Every line below that mentions the word "JSON" should be copied out.

☆ ☆ ☆ ☆ ☆

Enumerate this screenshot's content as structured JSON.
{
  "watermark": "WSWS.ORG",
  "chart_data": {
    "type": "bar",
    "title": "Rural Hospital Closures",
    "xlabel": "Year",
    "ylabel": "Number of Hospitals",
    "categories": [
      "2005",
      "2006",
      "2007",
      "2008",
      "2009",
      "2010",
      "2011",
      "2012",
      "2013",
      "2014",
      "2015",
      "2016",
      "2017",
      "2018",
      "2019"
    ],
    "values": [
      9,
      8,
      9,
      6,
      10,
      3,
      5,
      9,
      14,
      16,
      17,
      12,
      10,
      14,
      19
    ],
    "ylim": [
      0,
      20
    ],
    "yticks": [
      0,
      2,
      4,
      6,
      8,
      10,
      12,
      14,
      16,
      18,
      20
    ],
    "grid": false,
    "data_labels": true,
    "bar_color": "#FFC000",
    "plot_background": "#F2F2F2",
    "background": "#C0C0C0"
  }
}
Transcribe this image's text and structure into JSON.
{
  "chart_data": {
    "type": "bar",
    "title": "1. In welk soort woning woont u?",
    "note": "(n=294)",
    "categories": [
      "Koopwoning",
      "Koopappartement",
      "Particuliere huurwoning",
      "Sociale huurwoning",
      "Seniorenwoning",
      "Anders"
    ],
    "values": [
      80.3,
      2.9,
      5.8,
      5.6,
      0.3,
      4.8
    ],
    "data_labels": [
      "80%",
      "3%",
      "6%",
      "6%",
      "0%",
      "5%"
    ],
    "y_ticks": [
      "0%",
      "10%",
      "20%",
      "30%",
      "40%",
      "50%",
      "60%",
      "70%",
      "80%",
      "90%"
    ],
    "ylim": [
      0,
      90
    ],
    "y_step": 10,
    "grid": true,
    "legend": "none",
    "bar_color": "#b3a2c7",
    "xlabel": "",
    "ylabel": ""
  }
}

☆ ☆ ☆ ☆ ☆

## Result of the task
Enumerate this screenshot's content as structured JSON.
Transcribe this image's text and structure into JSON.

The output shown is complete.